▶ [Task prompt] Count how many lines of the material hold "from". Respond with that number alone.

(Stored items)
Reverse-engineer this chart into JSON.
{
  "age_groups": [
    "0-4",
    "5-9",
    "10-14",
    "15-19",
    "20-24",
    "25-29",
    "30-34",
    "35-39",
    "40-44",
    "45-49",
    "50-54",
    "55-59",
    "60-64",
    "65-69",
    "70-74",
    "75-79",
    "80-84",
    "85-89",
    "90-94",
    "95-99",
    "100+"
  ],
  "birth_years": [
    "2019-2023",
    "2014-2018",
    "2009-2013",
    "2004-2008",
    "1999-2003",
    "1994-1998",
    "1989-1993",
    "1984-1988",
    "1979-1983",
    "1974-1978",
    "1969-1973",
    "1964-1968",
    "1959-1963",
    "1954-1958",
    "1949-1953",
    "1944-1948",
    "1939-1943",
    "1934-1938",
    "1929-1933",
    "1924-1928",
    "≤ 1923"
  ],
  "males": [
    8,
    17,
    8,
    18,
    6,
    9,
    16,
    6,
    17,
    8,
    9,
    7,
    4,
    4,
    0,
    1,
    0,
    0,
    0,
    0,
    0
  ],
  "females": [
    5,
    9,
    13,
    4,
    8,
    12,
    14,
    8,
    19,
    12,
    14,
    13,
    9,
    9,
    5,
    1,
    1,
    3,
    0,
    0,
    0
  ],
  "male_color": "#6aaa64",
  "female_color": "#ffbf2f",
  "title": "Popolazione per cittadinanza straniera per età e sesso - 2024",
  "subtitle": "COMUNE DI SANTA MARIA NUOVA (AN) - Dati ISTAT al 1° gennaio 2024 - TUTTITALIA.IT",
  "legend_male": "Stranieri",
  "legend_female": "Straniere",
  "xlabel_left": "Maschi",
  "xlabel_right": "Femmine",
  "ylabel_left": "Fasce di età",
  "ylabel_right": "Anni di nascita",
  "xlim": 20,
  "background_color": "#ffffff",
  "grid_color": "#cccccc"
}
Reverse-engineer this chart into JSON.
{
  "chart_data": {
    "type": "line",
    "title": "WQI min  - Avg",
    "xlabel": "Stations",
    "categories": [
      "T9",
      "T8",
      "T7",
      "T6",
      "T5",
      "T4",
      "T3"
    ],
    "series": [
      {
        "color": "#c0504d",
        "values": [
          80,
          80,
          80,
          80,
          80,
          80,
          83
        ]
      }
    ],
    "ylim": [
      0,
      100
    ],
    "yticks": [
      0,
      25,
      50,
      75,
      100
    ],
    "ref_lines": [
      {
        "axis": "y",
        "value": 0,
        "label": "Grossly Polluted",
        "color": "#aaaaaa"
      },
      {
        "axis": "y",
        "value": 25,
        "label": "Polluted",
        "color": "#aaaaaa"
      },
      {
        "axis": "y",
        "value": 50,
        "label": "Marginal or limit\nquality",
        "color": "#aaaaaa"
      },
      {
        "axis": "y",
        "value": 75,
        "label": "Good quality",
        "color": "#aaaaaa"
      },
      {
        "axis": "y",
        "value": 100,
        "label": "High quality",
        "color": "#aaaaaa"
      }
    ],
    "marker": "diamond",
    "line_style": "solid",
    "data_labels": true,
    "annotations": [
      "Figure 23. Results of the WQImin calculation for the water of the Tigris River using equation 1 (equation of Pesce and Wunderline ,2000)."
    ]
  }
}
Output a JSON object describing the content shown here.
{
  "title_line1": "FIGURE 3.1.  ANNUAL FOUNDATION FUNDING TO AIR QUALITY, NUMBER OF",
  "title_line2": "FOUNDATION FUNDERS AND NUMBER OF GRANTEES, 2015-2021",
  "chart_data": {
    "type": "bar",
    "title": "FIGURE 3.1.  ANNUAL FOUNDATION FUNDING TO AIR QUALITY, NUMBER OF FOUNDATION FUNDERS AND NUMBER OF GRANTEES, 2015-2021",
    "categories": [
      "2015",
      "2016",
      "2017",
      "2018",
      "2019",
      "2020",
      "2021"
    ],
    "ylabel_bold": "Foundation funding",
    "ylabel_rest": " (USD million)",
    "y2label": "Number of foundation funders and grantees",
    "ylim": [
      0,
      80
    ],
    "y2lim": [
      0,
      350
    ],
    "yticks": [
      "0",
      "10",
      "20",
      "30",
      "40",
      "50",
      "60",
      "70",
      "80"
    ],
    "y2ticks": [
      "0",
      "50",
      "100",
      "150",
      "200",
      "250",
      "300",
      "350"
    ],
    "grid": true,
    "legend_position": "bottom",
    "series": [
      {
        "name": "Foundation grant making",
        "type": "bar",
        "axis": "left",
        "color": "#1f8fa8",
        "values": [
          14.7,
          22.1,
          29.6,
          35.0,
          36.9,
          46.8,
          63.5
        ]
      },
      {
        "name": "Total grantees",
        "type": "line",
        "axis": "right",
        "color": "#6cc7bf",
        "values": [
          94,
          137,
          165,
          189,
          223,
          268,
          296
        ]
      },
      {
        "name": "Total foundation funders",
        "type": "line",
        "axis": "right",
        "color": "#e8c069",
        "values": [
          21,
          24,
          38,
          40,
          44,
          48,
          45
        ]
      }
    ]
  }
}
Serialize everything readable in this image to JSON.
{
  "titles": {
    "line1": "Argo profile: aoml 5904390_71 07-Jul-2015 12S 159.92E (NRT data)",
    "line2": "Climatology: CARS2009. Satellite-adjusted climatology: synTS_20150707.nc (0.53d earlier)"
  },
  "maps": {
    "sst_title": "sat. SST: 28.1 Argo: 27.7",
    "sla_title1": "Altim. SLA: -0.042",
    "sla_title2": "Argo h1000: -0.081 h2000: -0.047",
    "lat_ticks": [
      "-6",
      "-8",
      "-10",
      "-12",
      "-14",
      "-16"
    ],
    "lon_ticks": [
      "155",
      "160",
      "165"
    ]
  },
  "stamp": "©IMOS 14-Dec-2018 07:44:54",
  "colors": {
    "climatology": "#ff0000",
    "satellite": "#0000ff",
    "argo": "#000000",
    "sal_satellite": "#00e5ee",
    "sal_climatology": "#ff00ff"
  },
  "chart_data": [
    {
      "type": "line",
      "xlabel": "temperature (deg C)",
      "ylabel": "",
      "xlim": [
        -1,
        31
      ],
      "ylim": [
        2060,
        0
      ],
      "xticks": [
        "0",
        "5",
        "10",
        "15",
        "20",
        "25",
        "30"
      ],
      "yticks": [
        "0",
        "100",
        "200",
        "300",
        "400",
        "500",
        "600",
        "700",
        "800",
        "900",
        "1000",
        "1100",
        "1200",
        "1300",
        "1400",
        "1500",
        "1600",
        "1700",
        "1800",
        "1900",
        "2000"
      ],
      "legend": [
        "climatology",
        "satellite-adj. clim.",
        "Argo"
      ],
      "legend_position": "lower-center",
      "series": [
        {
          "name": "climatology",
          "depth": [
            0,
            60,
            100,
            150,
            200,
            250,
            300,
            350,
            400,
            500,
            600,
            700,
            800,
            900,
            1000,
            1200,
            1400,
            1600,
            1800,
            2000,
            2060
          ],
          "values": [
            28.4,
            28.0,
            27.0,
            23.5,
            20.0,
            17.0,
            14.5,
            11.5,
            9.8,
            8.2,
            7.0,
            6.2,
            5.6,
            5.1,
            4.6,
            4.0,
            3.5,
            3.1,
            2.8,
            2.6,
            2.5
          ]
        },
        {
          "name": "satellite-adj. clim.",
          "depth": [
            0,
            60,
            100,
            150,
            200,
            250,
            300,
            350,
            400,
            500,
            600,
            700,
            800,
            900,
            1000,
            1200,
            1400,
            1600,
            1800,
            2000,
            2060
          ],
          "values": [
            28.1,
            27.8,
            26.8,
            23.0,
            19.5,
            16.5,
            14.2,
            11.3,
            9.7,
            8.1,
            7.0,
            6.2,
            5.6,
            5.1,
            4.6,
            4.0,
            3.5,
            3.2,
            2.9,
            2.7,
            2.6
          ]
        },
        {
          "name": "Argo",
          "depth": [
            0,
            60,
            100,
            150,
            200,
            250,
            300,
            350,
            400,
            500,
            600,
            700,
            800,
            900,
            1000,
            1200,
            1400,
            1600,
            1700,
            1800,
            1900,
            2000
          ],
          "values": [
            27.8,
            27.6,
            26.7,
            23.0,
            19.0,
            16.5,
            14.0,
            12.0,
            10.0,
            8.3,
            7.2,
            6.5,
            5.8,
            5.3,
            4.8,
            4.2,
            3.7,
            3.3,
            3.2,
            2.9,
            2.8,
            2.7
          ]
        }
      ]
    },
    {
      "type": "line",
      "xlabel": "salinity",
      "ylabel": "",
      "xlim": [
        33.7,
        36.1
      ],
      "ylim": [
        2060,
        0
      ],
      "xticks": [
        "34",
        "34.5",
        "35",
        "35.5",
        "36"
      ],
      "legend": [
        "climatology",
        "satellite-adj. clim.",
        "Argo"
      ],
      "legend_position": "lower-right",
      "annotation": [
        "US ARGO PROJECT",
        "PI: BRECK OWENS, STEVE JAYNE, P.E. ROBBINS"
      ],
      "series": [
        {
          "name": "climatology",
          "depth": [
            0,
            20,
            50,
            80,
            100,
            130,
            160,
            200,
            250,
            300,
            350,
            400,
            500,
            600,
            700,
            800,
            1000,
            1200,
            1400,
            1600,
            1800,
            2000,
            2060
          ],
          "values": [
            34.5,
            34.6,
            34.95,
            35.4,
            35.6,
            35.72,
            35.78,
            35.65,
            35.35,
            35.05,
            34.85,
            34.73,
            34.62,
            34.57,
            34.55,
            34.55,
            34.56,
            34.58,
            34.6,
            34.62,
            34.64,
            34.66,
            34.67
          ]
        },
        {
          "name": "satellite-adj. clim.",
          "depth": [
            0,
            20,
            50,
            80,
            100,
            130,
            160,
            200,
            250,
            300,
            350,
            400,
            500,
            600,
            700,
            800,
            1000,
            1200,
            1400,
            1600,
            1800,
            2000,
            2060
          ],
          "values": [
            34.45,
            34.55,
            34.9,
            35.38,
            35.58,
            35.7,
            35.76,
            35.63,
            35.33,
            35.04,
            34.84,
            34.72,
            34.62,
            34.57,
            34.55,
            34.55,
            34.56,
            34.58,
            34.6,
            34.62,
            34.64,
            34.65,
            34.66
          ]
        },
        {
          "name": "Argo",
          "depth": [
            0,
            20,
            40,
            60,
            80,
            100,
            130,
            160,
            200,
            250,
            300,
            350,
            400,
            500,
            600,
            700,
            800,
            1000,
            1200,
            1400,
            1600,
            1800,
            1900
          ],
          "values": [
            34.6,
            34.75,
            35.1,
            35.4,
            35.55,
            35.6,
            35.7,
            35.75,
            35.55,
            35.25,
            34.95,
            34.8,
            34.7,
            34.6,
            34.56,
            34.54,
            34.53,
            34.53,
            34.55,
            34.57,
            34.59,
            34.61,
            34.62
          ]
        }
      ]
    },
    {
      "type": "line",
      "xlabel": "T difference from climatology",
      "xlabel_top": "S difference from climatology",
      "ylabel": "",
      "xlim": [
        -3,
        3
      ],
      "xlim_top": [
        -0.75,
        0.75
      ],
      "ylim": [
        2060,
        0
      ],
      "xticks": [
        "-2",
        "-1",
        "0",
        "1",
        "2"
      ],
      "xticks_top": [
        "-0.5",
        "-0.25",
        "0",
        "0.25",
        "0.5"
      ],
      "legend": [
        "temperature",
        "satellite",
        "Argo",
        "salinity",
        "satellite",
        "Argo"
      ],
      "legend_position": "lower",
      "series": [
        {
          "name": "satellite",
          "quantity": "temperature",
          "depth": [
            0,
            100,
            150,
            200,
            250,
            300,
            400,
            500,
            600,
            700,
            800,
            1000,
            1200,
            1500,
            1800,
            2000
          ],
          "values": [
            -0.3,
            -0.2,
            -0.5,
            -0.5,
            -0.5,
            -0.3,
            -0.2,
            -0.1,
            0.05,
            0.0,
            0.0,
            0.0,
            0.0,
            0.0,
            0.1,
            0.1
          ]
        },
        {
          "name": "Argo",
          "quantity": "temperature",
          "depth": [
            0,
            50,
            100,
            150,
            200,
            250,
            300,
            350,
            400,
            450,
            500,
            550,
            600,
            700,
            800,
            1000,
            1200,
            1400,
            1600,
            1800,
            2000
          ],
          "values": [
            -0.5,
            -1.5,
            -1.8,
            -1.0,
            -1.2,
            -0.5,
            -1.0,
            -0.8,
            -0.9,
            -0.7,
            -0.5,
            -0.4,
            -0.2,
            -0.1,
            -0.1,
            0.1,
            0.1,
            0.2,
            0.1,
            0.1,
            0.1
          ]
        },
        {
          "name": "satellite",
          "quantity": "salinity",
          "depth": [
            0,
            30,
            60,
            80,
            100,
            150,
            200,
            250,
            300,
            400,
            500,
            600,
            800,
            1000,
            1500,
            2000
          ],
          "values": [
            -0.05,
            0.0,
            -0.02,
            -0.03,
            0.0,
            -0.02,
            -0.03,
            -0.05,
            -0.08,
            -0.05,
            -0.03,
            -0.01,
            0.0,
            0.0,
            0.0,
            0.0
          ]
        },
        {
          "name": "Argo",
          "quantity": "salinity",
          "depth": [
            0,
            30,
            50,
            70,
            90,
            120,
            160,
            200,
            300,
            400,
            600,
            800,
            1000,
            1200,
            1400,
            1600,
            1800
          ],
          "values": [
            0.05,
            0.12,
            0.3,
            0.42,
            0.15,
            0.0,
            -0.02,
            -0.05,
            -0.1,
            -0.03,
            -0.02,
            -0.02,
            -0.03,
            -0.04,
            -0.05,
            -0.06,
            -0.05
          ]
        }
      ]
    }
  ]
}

▶ [In response] 2